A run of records
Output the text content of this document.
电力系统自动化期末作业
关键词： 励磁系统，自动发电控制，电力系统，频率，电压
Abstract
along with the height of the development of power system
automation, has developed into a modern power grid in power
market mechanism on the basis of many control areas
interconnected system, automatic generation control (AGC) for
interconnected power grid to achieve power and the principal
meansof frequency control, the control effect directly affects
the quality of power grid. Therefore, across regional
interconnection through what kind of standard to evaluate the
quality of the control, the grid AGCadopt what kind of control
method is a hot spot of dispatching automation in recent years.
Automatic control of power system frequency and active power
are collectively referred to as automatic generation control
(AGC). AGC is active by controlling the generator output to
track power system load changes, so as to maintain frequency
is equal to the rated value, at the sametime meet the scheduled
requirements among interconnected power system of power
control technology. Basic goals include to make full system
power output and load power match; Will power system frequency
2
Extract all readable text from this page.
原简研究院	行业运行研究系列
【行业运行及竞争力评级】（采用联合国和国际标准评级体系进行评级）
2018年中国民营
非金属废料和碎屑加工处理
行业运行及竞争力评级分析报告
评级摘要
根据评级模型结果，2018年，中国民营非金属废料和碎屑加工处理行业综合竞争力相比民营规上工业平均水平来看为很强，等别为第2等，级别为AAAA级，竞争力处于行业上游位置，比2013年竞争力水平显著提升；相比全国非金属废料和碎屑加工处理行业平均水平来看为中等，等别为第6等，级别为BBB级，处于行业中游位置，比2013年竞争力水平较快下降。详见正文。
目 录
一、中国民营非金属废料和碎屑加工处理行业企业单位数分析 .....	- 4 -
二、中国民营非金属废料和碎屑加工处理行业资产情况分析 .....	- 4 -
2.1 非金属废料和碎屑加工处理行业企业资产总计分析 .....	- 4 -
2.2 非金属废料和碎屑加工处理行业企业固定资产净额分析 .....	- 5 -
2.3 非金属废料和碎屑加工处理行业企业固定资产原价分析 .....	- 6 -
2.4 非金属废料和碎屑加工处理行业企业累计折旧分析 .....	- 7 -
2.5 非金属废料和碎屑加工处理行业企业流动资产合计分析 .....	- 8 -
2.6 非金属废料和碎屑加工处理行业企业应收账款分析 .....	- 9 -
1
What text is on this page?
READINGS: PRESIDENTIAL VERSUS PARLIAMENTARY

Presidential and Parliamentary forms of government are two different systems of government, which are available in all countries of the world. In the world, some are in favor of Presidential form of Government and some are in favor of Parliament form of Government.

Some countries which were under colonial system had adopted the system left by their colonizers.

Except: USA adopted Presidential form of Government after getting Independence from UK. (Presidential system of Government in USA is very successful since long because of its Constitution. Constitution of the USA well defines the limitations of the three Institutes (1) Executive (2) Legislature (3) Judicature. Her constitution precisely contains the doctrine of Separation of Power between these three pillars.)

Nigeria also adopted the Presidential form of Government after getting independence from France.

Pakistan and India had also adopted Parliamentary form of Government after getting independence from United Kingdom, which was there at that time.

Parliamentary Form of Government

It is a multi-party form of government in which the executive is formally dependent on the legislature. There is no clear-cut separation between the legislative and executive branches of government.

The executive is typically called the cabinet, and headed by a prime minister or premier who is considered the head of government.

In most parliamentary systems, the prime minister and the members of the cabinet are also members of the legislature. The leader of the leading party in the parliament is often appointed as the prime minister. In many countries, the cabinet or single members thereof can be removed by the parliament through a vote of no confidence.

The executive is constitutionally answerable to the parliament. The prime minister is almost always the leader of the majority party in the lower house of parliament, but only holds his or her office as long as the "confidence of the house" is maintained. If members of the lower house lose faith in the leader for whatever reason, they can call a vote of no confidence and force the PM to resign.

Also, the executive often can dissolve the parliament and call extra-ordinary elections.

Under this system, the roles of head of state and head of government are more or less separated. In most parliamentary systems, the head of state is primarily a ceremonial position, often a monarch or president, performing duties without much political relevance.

→ Set problem:
Return each full line of the entries that contains the word "kind".

→ In response:
interconnection through what kind of standard to evaluate the
quality of the control, the grid AGCadopt what kind of control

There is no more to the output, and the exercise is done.